# Min Ron Nee group buy on CW



## SeanGAR (Jul 9, 2004)

http://forums.cigarweekly.com/viewtopic.php?t=127173

If a lot of people get involved the cost comes down.


----------



## ToddziLLa (Oct 17, 2005)

Thanks for the link Sean! 

Isn't there a new edition coming out soon though? I would hate to splurge on this now and then a new one come out a month or two later.


----------



## croatan (Mar 23, 2005)

ToddziLLa said:


> Thanks for the link Sean!
> 
> Isn't there a new edition coming out soon though? I would hate to splurge on this now and then a new one come out a month or two later.


I don't think there's a set date for the next one yet, so I wouldn't worry too much about it, Todd.


----------



## RcktS4 (Jan 13, 2005)

This is for second reprint (basically minor corrections to the first ed.) - I believe the 2nd edition is still at least 2 years off.


----------



## decesaro (Jan 31, 2006)

This is great Ive been on the interent trying to locate a copy today ,to funny how these things happen :r


----------



## ToddziLLa (Oct 17, 2005)

RcktS4 said:


> This is for second reprint (basically minor corrections to the first ed.) - I believe the 2nd edition is still at least 2 years off.


Thanks guys...didn't know it was that far off.


----------



## pistol (Mar 23, 2006)

· · ·

#### Stated task A
Name every distinct user who posts in the Min Ron Nee group buy thread.
The records that follow are unrelated to the Min Ron Nee group buy thread.

(Element location data)
· · ·

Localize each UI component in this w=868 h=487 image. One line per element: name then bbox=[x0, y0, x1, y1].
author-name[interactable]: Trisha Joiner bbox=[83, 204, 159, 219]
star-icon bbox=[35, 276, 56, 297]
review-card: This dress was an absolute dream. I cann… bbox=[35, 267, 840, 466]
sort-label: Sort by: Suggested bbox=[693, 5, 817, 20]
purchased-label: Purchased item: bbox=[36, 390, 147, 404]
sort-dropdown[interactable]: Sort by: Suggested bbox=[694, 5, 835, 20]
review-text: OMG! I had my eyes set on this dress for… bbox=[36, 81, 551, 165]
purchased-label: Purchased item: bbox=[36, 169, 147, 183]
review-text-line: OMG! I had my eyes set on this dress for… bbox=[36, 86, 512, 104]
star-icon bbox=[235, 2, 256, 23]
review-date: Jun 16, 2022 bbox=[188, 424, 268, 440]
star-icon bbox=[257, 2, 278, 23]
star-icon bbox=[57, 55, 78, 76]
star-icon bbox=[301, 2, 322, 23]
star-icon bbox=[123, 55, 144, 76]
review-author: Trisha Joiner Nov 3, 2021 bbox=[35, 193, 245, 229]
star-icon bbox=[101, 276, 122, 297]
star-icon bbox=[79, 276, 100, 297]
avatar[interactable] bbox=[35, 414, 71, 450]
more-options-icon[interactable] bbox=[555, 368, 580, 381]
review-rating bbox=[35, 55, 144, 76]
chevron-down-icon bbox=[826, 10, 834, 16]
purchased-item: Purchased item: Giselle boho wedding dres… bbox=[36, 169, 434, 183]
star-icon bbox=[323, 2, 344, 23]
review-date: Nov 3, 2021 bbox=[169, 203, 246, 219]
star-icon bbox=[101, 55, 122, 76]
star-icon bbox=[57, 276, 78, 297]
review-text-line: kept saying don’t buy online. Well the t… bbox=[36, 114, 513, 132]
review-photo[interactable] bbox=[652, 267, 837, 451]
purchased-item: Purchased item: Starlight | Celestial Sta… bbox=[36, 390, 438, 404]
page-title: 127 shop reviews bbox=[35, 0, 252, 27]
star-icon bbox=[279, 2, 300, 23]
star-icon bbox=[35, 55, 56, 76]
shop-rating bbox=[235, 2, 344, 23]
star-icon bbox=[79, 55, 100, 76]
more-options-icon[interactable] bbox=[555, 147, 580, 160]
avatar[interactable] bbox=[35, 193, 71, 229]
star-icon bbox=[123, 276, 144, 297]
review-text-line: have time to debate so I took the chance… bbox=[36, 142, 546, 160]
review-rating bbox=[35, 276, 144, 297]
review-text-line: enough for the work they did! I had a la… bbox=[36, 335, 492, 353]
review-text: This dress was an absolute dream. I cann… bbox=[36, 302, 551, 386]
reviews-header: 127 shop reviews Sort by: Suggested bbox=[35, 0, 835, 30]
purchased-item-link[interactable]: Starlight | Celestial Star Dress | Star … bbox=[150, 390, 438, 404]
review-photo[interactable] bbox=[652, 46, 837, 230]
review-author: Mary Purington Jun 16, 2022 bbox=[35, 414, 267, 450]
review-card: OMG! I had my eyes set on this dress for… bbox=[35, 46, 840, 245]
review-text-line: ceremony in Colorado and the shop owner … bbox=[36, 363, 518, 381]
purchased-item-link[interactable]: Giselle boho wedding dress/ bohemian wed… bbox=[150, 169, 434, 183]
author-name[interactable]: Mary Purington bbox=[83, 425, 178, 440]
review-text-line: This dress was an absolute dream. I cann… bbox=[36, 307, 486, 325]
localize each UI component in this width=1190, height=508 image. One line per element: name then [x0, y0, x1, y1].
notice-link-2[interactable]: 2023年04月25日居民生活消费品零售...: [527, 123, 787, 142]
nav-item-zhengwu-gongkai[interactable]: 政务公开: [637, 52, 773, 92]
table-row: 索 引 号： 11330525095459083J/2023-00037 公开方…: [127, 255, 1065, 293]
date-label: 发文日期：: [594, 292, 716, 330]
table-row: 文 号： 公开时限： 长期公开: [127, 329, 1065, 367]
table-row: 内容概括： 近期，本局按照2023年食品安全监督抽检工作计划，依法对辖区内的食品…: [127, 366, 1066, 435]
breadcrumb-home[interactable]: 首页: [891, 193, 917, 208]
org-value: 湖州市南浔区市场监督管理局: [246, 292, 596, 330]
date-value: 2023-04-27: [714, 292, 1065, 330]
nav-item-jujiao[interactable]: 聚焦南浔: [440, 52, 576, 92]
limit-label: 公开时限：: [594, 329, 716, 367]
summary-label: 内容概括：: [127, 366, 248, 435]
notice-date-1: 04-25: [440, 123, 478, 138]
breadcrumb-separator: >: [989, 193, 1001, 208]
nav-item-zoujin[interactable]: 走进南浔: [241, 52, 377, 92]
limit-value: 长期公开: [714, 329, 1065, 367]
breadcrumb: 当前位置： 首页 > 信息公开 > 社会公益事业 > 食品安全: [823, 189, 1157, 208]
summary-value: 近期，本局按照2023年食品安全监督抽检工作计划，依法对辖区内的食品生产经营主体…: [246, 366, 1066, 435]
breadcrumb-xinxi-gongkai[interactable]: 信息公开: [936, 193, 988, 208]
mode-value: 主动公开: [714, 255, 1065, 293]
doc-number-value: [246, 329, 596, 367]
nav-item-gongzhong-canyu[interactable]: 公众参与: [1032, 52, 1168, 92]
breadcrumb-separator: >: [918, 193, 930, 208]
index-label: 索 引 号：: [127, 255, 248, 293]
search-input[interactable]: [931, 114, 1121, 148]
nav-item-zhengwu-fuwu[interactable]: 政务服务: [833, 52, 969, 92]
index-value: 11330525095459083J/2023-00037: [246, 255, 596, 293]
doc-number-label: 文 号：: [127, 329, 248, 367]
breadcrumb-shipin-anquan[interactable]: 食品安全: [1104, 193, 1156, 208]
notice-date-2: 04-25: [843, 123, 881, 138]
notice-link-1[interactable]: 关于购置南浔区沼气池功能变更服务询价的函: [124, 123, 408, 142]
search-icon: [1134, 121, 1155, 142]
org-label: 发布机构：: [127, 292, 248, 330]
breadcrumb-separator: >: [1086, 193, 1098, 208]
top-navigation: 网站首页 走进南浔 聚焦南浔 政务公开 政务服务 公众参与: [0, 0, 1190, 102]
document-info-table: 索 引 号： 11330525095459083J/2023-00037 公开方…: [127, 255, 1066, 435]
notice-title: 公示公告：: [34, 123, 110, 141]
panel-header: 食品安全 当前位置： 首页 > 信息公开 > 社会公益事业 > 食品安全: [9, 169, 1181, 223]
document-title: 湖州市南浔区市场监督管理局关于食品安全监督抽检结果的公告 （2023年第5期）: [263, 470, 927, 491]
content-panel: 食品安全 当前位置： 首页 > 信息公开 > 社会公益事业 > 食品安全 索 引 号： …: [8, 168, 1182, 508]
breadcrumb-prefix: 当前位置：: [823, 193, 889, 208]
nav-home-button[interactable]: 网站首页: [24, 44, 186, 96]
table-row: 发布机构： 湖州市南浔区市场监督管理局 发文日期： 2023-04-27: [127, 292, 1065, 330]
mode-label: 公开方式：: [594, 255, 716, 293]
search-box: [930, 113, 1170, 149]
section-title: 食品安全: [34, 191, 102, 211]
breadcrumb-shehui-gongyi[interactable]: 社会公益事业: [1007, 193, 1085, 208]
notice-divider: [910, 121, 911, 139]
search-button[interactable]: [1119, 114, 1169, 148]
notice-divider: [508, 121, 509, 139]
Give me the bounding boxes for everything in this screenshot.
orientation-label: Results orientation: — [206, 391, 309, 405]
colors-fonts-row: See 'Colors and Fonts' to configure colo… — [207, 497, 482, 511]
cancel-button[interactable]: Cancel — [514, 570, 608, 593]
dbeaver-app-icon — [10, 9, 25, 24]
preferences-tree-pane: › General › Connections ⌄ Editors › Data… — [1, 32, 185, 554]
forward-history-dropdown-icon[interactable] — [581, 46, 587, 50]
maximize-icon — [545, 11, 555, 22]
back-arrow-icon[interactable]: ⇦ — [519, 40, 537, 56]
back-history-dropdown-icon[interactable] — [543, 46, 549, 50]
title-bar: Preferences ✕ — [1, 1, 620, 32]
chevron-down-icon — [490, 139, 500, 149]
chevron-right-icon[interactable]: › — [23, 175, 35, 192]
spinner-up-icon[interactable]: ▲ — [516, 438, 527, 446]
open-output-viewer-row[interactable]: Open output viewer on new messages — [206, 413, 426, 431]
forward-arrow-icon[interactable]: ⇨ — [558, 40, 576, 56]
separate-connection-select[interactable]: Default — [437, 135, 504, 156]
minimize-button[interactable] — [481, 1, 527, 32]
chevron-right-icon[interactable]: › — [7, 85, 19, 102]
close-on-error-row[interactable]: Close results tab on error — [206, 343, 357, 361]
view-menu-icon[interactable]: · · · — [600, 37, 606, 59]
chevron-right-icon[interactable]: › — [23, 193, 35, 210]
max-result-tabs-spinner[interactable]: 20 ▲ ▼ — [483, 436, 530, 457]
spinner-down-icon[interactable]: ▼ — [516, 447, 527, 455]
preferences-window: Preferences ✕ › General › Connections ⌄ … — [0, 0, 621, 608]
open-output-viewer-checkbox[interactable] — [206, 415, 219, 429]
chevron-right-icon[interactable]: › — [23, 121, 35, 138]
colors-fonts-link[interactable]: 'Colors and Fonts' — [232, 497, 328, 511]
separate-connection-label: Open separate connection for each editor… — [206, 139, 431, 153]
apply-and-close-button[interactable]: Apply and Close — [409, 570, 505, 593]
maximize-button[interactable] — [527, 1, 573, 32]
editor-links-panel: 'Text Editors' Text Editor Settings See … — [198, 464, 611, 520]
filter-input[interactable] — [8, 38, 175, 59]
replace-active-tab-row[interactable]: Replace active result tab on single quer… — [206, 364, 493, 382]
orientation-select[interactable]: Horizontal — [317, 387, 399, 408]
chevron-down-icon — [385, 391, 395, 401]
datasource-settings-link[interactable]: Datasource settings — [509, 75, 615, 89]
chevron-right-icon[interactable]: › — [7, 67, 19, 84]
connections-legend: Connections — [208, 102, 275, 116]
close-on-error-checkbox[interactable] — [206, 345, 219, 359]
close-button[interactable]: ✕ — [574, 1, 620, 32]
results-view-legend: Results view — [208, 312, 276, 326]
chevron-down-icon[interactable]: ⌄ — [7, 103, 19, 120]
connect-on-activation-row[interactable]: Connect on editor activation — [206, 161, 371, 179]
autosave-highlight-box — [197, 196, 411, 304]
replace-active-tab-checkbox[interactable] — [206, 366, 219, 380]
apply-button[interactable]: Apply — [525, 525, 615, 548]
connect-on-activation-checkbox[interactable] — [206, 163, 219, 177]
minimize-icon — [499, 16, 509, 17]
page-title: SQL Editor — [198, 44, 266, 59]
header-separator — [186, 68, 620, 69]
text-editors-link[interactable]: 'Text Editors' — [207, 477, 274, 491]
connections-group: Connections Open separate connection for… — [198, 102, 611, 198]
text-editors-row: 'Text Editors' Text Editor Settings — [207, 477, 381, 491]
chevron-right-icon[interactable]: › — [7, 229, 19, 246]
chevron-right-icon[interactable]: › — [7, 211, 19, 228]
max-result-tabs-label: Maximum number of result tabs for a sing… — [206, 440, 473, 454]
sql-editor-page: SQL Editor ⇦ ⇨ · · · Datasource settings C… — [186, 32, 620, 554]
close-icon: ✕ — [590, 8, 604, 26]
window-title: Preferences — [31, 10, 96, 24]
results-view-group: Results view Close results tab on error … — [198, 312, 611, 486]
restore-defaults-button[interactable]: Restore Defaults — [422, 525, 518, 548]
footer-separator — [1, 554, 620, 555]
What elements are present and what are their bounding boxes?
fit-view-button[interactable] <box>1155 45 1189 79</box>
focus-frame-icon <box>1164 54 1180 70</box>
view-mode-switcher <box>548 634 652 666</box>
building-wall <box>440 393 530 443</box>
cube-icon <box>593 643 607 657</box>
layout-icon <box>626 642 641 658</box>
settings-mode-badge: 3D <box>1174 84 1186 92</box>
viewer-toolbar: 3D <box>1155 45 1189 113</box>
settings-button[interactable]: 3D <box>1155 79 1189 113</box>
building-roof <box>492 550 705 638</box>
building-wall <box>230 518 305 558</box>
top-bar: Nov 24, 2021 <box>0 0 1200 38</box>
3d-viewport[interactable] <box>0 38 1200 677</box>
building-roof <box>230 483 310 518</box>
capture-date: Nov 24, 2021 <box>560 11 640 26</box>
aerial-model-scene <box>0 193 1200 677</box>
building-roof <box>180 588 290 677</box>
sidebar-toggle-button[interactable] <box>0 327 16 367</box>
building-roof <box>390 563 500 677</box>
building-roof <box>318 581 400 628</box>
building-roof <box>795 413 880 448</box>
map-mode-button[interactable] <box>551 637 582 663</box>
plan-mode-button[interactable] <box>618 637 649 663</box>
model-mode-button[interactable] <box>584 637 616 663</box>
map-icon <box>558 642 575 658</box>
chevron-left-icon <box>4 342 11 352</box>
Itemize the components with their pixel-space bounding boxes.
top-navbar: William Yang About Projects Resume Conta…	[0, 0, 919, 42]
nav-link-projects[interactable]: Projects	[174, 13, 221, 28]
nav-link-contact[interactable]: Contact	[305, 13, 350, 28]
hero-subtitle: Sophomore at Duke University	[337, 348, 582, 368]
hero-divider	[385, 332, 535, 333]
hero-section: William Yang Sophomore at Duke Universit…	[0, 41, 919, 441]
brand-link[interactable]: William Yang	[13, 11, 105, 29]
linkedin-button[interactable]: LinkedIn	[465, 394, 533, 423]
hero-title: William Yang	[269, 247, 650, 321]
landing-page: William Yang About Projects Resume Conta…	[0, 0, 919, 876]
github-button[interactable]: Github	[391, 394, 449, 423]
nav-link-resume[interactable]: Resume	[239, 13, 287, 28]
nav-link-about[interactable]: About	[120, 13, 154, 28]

· · ·

#### Stated task B
Turn the stretch of the records from the start through the line containing "purchased-label: Purchased item: bbox=[36, 169, 147, 183]" into a numbered list, leaving out any blank lines.

#### Complete output A
SeanGAR, ToddziLLa, croatan, RcktS4, decesaro, pistol

#### Complete output B
1. Localize each UI component in this w=868 h=487 image. One line per element: name then bbox=[x0, y0, x1, y1].
2. author-name[interactable]: Trisha Joiner bbox=[83, 204, 159, 219]
3. star-icon bbox=[35, 276, 56, 297]
4. review-card: This dress was an absolute dream. I cann… bbox=[35, 267, 840, 466]
5. sort-label: Sort by: Suggested bbox=[693, 5, 817, 20]
6. purchased-label: Purchased item: bbox=[36, 390, 147, 404]
7. sort-dropdown[interactable]: Sort by: Suggested bbox=[694, 5, 835, 20]
8. review-text: OMG! I had my eyes set on this dress for… bbox=[36, 81, 551, 165]
9. purchased-label: Purchased item: bbox=[36, 169, 147, 183]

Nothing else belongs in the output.